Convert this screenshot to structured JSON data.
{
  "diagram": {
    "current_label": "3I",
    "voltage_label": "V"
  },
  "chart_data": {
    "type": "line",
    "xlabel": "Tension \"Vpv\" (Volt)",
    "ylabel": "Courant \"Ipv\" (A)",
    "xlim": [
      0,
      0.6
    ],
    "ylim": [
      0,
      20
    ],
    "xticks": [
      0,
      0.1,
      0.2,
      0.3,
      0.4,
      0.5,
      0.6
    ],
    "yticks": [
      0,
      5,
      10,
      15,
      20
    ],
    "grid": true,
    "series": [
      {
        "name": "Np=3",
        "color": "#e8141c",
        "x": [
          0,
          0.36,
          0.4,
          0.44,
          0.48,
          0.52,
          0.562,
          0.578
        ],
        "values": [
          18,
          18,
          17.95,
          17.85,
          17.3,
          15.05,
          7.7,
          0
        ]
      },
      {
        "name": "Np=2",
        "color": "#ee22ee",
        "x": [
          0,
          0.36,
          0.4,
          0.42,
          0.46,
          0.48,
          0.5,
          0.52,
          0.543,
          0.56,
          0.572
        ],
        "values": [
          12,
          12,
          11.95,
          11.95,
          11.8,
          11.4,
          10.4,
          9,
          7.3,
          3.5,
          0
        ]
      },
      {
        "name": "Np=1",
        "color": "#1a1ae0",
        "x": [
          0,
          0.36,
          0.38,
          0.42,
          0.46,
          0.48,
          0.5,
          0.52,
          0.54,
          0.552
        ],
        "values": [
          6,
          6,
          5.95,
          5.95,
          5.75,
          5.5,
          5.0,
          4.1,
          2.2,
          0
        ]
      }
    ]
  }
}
━━━━
## EXERCISE PROMPT
Generate an exact reproduction of all entries.

## SOLVED EXERCISE
Convert this screenshot to structured JSON data.
{
  "diagram": {
    "current_label": "3I",
    "voltage_label": "V"
  },
  "chart_data": {
    "type": "line",
    "xlabel": "Tension \"Vpv\" (Volt)",
    "ylabel": "Courant \"Ipv\" (A)",
    "xlim": [
      0,
      0.6
    ],
    "ylim": [
      0,
      20
    ],
    "xticks": [
      0,
      0.1,
      0.2,
      0.3,
      0.4,
      0.5,
      0.6
    ],
    "yticks": [
      0,
      5,
      10,
      15,
      20
    ],
    "grid": true,
    "series": [
      {
        "name": "Np=3",
        "color": "#e8141c",
        "x": [
          0,
          0.36,
          0.4,
          0.44,
          0.48,
          0.52,
          0.562,
          0.578
        ],
        "values": [
          18,
          18,
          17.95,
          17.85,
          17.3,
          15.05,
          7.7,
          0
        ]
      },
      {
        "name": "Np=2",
        "color": "#ee22ee",
        "x": [
          0,
          0.36,
          0.4,
          0.42,
          0.46,
          0.48,
          0.5,
          0.52,
          0.543,
          0.56,
          0.572
        ],
        "values": [
          12,
          12,
          11.95,
          11.95,
          11.8,
          11.4,
          10.4,
          9,
          7.3,
          3.5,
          0
        ]
      },
      {
        "name": "Np=1",
        "color": "#1a1ae0",
        "x": [
          0,
          0.36,
          0.38,
          0.42,
          0.46,
          0.48,
          0.5,
          0.52,
          0.54,
          0.552
        ],
        "values": [
          6,
          6,
          5.95,
          5.95,
          5.75,
          5.5,
          5.0,
          4.1,
          2.2,
          0
        ]
      }
    ]
  }
}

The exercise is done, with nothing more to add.